*Required task*. Scan the lines below for the string "hogy" and copy every one that has it.

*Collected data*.
━━━

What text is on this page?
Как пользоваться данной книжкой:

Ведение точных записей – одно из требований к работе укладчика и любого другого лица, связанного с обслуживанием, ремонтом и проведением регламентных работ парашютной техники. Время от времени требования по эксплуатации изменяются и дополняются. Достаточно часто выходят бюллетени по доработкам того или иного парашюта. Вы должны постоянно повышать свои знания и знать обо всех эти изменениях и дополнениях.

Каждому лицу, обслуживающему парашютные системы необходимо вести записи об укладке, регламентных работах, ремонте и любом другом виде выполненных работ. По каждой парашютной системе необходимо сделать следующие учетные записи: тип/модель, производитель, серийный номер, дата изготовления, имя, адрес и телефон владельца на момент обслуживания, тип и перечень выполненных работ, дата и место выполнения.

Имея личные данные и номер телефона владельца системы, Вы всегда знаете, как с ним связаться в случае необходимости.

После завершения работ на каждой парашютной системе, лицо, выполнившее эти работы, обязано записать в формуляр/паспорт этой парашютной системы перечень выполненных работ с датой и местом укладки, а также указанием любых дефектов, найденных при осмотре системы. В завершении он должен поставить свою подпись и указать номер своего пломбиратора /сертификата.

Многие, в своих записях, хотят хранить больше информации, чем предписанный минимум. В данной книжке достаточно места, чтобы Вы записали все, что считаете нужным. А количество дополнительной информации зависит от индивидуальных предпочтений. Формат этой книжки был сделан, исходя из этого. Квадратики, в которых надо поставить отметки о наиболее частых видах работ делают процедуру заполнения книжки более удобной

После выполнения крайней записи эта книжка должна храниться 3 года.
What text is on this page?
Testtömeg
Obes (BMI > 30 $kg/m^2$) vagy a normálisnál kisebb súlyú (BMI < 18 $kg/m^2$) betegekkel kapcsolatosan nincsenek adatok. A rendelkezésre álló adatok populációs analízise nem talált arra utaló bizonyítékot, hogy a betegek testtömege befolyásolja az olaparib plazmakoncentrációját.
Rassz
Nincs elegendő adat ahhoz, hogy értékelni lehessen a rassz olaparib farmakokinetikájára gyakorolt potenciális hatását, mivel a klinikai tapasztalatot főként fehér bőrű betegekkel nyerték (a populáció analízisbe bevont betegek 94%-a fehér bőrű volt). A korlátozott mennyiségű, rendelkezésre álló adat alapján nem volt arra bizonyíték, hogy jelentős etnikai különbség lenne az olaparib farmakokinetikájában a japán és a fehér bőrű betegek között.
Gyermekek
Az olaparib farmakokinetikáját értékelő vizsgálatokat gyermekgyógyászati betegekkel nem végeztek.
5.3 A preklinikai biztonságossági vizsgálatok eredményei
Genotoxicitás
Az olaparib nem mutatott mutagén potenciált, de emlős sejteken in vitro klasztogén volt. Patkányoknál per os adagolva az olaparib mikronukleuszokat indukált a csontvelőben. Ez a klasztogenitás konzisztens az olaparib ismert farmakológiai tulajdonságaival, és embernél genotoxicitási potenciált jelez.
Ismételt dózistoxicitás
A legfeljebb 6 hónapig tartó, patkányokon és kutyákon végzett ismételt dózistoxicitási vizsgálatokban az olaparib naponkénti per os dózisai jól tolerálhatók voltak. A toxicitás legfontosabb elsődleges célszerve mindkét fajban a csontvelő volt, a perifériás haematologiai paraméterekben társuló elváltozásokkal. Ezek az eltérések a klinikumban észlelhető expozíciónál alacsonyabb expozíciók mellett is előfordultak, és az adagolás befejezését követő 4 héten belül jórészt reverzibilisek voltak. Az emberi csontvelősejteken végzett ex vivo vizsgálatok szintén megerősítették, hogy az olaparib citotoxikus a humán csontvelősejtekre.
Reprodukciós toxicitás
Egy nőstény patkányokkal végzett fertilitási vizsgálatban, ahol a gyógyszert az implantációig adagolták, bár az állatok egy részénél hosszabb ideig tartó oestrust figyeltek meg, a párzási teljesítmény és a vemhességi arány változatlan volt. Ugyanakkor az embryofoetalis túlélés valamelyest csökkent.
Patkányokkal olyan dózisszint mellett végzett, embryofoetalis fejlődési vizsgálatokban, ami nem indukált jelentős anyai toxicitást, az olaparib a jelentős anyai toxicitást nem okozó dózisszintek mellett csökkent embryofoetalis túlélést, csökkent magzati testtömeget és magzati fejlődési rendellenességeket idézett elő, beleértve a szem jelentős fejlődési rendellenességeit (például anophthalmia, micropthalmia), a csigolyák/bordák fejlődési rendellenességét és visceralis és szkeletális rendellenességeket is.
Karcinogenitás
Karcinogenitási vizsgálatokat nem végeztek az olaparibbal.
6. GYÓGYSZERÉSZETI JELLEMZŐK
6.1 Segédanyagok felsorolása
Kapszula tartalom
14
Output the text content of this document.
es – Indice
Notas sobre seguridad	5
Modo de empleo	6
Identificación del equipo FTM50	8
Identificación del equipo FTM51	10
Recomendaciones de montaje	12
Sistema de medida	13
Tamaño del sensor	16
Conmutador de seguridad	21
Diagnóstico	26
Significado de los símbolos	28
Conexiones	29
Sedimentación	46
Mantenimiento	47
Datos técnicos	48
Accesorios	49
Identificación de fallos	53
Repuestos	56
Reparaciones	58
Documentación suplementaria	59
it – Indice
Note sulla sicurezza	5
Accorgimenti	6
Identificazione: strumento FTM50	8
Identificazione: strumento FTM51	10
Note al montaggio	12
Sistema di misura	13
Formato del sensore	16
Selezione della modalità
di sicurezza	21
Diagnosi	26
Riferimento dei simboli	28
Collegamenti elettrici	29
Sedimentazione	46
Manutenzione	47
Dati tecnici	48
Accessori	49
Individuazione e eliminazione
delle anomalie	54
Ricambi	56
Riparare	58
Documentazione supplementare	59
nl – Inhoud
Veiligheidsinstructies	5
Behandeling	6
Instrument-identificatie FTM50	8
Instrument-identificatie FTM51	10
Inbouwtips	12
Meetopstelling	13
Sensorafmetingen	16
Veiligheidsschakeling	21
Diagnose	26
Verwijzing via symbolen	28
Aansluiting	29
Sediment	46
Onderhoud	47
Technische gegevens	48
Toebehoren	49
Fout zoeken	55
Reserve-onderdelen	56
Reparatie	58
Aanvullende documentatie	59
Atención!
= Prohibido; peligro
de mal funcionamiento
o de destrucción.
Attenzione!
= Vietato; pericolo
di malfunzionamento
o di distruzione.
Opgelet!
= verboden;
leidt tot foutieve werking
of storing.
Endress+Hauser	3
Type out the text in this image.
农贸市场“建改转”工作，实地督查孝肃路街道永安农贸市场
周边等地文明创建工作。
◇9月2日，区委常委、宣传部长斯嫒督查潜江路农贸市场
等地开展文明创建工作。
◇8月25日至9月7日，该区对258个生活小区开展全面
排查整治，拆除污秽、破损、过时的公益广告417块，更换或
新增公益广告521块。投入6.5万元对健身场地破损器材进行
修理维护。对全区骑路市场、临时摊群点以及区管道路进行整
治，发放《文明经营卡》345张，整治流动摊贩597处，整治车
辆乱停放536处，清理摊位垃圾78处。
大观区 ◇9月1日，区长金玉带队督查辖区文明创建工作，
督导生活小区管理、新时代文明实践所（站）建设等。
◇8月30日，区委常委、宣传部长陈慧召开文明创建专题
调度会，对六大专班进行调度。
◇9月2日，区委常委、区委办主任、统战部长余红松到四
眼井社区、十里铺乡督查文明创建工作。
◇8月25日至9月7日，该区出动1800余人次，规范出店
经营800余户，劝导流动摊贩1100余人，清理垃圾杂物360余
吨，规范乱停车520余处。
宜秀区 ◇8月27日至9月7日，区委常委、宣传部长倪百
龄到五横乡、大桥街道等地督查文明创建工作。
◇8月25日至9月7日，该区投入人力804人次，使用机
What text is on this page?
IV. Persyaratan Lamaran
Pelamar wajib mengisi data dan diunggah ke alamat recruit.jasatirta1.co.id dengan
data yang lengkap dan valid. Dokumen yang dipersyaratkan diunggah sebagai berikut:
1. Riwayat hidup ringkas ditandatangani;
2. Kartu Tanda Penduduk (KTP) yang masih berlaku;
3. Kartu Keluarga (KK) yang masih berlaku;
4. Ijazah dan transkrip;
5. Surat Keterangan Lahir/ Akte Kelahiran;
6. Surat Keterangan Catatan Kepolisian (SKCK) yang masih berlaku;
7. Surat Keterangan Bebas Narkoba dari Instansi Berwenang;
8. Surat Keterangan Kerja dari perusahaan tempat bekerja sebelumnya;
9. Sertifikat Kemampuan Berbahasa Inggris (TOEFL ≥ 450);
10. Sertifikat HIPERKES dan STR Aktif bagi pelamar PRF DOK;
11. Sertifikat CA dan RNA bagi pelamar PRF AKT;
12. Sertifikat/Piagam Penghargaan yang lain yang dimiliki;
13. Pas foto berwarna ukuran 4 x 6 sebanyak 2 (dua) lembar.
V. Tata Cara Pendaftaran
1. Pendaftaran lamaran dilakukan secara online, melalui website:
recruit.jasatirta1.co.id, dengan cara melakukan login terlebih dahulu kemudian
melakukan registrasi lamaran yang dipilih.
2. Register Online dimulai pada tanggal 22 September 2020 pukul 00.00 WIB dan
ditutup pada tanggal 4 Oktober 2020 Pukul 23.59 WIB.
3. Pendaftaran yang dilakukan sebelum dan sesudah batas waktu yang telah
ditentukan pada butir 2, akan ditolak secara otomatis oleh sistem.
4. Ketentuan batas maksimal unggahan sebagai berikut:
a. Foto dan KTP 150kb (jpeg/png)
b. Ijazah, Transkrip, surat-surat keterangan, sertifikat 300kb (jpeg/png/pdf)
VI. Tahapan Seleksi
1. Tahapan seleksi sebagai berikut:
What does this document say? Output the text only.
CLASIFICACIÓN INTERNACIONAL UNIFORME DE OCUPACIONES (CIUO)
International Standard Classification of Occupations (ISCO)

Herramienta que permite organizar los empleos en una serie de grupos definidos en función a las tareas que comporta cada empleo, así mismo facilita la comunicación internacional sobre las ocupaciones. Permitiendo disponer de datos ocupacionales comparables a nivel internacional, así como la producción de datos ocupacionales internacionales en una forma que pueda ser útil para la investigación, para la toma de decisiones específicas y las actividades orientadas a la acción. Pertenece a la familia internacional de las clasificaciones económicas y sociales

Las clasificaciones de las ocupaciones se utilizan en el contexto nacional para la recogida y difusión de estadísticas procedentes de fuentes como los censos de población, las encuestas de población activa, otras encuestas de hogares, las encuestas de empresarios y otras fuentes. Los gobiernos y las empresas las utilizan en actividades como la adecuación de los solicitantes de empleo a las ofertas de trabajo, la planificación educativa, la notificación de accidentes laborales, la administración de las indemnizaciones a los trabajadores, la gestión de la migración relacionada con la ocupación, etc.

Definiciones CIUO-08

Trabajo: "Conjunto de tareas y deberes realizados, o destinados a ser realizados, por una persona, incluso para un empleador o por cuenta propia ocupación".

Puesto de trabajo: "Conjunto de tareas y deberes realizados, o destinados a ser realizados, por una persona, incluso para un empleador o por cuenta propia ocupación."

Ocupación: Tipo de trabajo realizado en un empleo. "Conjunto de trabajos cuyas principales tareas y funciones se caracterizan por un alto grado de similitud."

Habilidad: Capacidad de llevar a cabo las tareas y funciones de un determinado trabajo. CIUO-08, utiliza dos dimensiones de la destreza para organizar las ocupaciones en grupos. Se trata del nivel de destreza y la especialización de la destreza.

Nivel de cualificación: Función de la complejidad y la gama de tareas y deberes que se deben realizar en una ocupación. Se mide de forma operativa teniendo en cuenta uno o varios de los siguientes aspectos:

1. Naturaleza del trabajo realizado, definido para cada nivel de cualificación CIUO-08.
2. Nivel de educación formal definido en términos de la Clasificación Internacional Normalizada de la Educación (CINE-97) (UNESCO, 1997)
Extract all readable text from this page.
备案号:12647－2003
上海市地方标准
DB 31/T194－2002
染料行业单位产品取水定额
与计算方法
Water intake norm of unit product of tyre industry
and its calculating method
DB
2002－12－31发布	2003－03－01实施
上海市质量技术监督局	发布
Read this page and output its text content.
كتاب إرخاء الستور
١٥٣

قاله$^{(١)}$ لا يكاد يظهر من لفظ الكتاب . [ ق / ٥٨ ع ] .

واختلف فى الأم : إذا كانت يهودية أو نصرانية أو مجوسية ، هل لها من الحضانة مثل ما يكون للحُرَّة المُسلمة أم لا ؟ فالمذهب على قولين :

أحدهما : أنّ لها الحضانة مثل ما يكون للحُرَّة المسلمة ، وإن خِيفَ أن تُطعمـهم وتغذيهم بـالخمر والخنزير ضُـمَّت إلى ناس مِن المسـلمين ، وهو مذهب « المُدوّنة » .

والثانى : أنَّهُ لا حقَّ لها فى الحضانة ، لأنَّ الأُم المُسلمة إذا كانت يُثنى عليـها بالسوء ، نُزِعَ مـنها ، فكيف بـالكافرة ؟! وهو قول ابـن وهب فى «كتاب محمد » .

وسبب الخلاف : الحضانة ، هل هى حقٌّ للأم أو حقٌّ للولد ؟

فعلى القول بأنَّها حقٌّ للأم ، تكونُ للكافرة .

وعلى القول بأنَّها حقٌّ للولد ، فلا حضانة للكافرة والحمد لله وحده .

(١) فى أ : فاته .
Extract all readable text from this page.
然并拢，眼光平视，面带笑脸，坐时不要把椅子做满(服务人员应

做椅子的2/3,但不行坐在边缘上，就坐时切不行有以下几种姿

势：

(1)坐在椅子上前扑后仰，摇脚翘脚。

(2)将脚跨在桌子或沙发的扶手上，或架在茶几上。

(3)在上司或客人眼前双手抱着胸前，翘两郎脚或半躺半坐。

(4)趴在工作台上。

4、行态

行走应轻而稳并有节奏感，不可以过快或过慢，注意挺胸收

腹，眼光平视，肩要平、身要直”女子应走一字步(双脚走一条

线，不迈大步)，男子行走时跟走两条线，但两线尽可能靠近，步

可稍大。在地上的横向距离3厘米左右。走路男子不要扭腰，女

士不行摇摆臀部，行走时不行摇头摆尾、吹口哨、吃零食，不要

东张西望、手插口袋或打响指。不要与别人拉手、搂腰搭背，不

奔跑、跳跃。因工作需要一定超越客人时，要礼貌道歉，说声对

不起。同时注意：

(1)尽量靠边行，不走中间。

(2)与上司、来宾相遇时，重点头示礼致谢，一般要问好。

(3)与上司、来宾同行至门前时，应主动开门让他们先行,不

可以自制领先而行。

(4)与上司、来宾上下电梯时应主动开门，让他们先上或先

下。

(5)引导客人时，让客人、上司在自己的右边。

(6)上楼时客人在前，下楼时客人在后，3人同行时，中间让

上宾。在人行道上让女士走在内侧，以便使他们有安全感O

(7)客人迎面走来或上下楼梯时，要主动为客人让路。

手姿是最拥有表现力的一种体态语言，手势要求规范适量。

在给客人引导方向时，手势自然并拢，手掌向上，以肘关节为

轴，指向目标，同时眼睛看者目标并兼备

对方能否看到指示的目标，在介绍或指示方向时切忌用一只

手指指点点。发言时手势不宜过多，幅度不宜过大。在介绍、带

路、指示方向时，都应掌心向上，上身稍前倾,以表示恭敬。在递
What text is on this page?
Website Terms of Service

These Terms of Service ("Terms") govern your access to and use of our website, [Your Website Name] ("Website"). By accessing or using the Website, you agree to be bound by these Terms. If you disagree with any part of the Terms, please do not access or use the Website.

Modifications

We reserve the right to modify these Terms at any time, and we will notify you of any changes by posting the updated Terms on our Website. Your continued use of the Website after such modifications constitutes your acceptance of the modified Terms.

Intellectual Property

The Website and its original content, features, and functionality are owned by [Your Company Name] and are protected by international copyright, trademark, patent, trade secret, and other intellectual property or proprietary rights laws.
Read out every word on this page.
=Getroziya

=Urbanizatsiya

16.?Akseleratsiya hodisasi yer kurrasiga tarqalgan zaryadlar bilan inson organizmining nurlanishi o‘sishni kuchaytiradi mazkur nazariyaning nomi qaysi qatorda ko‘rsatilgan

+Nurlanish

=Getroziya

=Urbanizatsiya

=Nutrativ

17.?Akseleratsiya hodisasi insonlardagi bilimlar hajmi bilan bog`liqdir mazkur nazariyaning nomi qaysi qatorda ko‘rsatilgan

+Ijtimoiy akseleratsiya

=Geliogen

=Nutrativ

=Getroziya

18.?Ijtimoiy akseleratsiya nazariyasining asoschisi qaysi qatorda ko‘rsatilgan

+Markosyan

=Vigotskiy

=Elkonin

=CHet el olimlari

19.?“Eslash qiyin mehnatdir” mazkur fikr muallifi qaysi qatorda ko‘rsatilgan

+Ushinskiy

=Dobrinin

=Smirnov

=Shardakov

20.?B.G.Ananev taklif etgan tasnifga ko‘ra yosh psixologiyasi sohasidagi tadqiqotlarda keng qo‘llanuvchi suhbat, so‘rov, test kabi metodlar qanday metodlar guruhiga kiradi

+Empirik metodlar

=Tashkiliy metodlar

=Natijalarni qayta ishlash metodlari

━━━

*Answer below*.
Obes (BMI > 30 $kg/m^2$) vagy a normálisnál kisebb súlyú (BMI < 18 $kg/m^2$) betegekkel kapcsolatosan nincsenek adatok. A rendelkezésre álló adatok populációs analízise nem talált arra utaló bizonyítékot, hogy a betegek testtömege befolyásolja az olaparib plazmakoncentrációját.
Nincs elegendő adat ahhoz, hogy értékelni lehessen a rassz olaparib farmakokinetikájára gyakorolt potenciális hatását, mivel a klinikai tapasztalatot főként fehér bőrű betegekkel nyerték (a populáció analízisbe bevont betegek 94%-a fehér bőrű volt). A korlátozott mennyiségű, rendelkezésre álló adat alapján nem volt arra bizonyíték, hogy jelentős etnikai különbség lenne az olaparib farmakokinetikájában a japán és a fehér bőrű betegek között.
A legfeljebb 6 hónapig tartó, patkányokon és kutyákon végzett ismételt dózistoxicitási vizsgálatokban az olaparib naponkénti per os dózisai jól tolerálhatók voltak. A toxicitás legfontosabb elsődleges célszerve mindkét fajban a csontvelő volt, a perifériás haematologiai paraméterekben társuló elváltozásokkal. Ezek az eltérések a klinikumban észlelhető expozíciónál alacsonyabb expozíciók mellett is előfordultak, és az adagolás befejezését követő 4 héten belül jórészt reverzibilisek voltak. Az emberi csontvelősejteken végzett ex vivo vizsgálatok szintén megerősítették, hogy az olaparib citotoxikus a humán csontvelősejtekre.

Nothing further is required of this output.